[START RECORDS SHOWN]
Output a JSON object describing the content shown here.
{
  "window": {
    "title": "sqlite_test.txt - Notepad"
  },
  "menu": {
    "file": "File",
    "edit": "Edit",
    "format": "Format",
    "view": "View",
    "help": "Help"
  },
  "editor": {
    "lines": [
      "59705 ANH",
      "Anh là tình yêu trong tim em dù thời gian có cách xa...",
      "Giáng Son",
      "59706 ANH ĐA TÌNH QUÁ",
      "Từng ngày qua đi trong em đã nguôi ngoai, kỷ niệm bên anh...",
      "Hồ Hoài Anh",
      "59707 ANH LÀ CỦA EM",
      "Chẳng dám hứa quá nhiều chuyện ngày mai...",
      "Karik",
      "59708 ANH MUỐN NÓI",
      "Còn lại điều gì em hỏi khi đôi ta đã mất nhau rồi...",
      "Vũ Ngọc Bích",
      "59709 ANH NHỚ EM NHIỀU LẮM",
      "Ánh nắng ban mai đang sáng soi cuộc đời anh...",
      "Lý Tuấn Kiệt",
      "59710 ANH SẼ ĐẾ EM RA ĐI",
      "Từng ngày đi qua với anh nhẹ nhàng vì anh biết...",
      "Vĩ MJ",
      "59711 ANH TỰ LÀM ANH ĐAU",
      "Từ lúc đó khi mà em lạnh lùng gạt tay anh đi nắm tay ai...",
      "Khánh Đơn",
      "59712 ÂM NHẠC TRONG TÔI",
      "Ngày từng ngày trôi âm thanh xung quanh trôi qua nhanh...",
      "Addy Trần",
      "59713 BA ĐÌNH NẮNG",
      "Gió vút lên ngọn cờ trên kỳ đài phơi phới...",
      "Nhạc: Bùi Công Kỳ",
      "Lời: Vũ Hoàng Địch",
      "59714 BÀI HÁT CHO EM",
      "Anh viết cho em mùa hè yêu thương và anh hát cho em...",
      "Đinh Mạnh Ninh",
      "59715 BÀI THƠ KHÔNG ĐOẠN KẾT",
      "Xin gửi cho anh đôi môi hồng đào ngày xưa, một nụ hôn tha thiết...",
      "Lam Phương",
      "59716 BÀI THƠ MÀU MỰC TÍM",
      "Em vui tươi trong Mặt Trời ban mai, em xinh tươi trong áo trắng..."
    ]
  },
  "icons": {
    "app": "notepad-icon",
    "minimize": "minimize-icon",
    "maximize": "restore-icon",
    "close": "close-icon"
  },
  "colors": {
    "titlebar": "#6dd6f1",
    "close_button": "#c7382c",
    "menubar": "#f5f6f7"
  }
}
[END RECORDS SHOWN]
> _TASK OBJECTIVE_
Copy out all of the records above with nothing altered.

> _THE COMPLETED TASK_
Output a JSON object describing the content shown here.
{
  "window": {
    "title": "sqlite_test.txt - Notepad"
  },
  "menu": {
    "file": "File",
    "edit": "Edit",
    "format": "Format",
    "view": "View",
    "help": "Help"
  },
  "editor": {
    "lines": [
      "59705 ANH",
      "Anh là tình yêu trong tim em dù thời gian có cách xa...",
      "Giáng Son",
      "59706 ANH ĐA TÌNH QUÁ",
      "Từng ngày qua đi trong em đã nguôi ngoai, kỷ niệm bên anh...",
      "Hồ Hoài Anh",
      "59707 ANH LÀ CỦA EM",
      "Chẳng dám hứa quá nhiều chuyện ngày mai...",
      "Karik",
      "59708 ANH MUỐN NÓI",
      "Còn lại điều gì em hỏi khi đôi ta đã mất nhau rồi...",
      "Vũ Ngọc Bích",
      "59709 ANH NHỚ EM NHIỀU LẮM",
      "Ánh nắng ban mai đang sáng soi cuộc đời anh...",
      "Lý Tuấn Kiệt",
      "59710 ANH SẼ ĐẾ EM RA ĐI",
      "Từng ngày đi qua với anh nhẹ nhàng vì anh biết...",
      "Vĩ MJ",
      "59711 ANH TỰ LÀM ANH ĐAU",
      "Từ lúc đó khi mà em lạnh lùng gạt tay anh đi nắm tay ai...",
      "Khánh Đơn",
      "59712 ÂM NHẠC TRONG TÔI",
      "Ngày từng ngày trôi âm thanh xung quanh trôi qua nhanh...",
      "Addy Trần",
      "59713 BA ĐÌNH NẮNG",
      "Gió vút lên ngọn cờ trên kỳ đài phơi phới...",
      "Nhạc: Bùi Công Kỳ",
      "Lời: Vũ Hoàng Địch",
      "59714 BÀI HÁT CHO EM",
      "Anh viết cho em mùa hè yêu thương và anh hát cho em...",
      "Đinh Mạnh Ninh",
      "59715 BÀI THƠ KHÔNG ĐOẠN KẾT",
      "Xin gửi cho anh đôi môi hồng đào ngày xưa, một nụ hôn tha thiết...",
      "Lam Phương",
      "59716 BÀI THƠ MÀU MỰC TÍM",
      "Em vui tươi trong Mặt Trời ban mai, em xinh tươi trong áo trắng..."
    ]
  },
  "icons": {
    "app": "notepad-icon",
    "minimize": "minimize-icon",
    "maximize": "restore-icon",
    "close": "close-icon"
  },
  "colors": {
    "titlebar": "#6dd6f1",
    "close_button": "#c7382c",
    "menubar": "#f5f6f7"
  }
}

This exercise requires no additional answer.